Work to be completed
Below are records. Copy every line with "value" in it.

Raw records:

[START]

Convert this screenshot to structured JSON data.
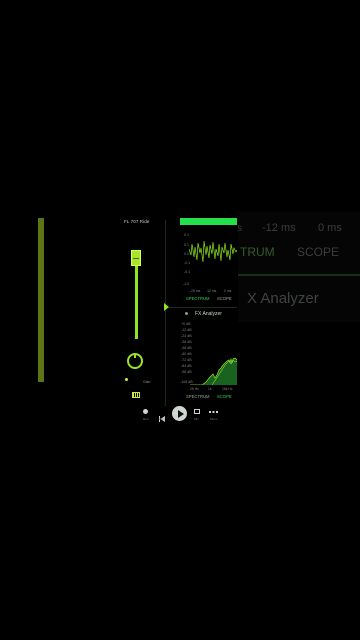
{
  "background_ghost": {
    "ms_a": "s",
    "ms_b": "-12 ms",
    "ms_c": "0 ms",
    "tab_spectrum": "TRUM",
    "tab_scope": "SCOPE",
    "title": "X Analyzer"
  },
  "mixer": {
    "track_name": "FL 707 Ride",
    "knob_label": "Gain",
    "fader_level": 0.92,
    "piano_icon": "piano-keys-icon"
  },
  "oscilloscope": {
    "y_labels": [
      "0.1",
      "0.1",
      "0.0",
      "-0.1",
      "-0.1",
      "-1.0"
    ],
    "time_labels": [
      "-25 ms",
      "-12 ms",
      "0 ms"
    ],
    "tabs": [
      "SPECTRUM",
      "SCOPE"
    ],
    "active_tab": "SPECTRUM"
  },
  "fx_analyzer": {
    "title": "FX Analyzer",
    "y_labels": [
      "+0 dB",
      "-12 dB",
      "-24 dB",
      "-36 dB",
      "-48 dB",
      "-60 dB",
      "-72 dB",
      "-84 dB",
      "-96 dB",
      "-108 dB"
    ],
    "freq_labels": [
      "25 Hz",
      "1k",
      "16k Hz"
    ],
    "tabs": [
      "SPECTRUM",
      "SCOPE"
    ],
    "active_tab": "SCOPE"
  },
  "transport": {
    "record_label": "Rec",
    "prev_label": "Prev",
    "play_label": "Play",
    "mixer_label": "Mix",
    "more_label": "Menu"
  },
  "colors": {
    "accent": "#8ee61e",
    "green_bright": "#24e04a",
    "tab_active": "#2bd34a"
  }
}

[END]
[START]

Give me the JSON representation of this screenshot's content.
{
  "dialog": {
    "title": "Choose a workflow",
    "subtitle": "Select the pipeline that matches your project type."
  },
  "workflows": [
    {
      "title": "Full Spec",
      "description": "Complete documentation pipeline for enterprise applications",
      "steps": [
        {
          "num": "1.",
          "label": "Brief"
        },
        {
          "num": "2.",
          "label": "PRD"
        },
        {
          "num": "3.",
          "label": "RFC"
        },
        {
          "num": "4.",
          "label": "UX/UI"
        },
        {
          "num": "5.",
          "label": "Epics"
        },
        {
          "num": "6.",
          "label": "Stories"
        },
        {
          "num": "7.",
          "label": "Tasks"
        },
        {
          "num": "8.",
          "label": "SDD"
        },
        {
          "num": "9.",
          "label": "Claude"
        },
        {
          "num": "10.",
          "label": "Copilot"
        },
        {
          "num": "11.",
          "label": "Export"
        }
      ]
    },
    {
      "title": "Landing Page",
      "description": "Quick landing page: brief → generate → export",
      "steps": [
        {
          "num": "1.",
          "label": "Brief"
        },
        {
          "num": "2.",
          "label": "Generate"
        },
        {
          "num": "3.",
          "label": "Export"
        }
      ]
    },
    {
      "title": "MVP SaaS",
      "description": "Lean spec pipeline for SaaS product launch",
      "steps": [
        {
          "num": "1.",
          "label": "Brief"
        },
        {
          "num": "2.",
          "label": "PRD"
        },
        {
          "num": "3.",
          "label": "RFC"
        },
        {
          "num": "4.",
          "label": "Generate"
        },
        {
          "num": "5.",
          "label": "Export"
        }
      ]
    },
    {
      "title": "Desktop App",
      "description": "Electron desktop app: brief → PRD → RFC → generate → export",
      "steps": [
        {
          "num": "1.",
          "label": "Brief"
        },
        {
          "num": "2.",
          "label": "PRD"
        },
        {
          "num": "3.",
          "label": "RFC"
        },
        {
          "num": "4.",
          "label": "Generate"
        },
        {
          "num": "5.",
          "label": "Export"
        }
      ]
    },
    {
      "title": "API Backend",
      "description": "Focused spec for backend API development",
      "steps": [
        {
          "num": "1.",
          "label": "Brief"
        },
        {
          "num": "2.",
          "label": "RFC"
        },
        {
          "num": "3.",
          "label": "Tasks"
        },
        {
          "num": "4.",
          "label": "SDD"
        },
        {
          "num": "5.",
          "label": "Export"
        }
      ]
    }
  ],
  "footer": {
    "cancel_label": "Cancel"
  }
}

[END]
[START]

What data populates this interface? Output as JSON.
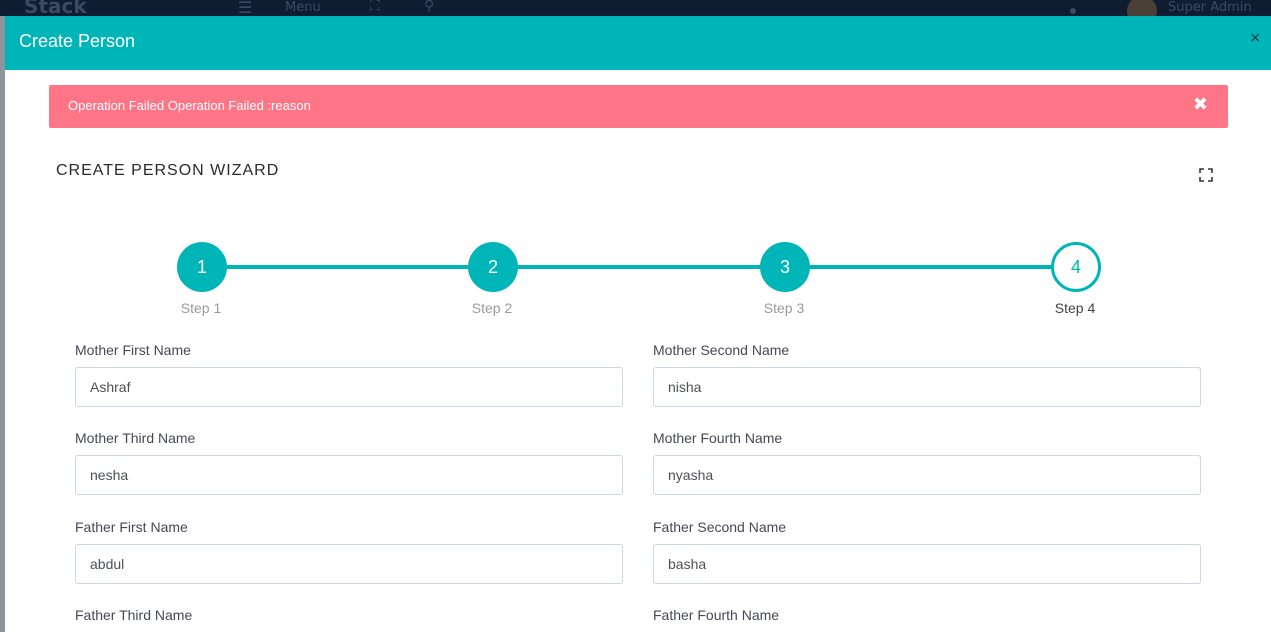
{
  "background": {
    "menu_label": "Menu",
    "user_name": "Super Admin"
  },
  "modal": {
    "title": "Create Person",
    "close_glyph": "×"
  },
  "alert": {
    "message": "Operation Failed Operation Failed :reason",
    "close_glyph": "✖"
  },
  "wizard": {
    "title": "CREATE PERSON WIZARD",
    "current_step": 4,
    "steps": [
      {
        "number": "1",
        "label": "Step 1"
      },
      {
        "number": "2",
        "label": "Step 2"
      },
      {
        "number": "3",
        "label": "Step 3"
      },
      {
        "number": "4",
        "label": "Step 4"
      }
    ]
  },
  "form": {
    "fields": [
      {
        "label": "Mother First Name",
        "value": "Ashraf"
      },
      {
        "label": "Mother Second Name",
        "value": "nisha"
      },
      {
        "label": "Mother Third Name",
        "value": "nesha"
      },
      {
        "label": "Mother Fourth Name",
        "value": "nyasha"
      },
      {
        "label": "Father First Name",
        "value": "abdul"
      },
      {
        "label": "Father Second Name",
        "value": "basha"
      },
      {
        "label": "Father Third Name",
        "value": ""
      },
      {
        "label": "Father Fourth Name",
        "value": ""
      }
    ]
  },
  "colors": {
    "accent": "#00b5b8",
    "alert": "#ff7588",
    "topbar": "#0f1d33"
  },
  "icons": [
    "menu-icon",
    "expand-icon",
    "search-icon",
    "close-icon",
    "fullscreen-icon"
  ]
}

[END]

Expected answer
        "value": "Ashraf"
        "value": "nisha"
        "value": "nesha"
        "value": "nyasha"
        "value": "abdul"
        "value": "basha"
        "value": ""
        "value": ""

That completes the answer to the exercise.